> _TASK STATEMENT_: Look for "period" in each line of the entries, and return the matching lines.
═════ DATA SUPPLIED ═════
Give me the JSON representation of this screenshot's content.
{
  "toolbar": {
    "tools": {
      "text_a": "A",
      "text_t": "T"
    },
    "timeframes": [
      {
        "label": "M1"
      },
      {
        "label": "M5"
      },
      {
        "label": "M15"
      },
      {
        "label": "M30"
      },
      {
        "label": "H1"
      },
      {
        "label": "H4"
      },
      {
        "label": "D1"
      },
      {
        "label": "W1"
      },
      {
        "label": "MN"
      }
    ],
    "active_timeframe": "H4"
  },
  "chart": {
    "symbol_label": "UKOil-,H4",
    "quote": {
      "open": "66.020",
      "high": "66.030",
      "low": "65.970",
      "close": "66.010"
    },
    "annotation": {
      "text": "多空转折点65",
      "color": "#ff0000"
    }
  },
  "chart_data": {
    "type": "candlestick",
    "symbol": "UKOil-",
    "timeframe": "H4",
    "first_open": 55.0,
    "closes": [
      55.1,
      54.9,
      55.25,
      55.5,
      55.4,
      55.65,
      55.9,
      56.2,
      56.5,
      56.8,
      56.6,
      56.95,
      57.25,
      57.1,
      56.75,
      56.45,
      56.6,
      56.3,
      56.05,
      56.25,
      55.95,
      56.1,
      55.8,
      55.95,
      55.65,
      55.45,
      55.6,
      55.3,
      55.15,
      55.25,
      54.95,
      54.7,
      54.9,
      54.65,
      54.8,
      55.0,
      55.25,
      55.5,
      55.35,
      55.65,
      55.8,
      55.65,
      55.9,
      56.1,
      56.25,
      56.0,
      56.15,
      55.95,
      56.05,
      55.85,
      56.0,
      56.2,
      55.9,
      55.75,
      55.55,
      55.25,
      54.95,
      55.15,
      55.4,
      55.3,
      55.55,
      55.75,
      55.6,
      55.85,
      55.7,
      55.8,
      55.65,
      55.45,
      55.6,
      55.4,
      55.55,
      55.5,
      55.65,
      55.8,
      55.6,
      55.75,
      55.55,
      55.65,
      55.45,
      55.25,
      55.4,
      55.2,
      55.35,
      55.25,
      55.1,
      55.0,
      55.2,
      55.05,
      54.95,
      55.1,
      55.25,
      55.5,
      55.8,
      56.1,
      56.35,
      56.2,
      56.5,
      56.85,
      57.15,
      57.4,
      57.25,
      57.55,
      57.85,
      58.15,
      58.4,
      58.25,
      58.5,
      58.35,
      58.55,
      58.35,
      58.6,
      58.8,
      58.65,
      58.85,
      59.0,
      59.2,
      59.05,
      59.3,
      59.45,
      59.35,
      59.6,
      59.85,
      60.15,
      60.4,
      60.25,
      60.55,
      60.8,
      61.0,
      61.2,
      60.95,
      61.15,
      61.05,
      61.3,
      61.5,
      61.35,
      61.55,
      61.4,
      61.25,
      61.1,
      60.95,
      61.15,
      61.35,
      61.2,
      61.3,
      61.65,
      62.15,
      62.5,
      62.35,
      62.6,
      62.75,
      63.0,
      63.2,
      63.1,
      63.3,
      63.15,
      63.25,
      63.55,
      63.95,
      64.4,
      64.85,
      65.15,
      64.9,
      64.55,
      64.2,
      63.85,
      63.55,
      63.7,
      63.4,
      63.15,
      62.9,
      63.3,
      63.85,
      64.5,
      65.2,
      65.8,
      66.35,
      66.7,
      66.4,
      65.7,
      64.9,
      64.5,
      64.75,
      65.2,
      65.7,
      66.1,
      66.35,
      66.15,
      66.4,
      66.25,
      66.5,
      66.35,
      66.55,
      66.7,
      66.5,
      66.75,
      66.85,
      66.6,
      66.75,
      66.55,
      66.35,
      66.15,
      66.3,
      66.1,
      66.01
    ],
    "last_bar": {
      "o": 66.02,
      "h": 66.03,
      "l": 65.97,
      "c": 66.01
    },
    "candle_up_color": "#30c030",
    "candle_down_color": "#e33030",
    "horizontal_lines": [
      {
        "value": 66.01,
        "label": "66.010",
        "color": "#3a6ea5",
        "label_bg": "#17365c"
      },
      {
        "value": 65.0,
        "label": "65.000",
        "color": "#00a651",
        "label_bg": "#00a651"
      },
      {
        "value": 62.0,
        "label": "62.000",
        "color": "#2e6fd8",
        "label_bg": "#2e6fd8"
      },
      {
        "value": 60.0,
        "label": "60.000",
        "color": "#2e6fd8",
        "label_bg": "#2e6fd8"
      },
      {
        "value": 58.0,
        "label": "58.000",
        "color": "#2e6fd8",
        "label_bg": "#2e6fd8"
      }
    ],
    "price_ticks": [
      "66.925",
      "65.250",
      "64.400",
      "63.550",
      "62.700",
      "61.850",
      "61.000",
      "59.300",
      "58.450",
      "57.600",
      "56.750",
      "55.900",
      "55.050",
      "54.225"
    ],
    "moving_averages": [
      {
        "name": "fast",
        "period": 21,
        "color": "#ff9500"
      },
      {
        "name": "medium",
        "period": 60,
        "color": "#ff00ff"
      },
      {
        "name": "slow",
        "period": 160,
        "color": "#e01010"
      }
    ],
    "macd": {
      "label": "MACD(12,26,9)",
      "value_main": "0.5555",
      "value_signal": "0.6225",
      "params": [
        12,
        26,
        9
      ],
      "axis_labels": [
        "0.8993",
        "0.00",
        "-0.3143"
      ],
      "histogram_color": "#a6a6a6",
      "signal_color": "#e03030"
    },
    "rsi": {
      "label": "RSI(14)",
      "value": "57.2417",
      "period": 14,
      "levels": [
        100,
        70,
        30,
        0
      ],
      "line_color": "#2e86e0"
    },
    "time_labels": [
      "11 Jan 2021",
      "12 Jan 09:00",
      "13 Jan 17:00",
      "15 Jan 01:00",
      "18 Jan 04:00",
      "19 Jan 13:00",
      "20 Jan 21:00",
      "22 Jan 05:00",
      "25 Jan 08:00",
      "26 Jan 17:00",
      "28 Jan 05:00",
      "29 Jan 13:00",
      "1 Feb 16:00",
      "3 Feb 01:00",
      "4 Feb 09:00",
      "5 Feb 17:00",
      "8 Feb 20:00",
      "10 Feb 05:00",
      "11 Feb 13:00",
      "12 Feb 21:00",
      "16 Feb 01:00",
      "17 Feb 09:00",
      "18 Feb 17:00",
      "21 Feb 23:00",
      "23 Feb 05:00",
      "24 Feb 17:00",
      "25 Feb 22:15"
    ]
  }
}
═════
> _TASK RESPONSE_:
        "period": 21,
        "period": 60,
        "period": 160,
      "period": 14,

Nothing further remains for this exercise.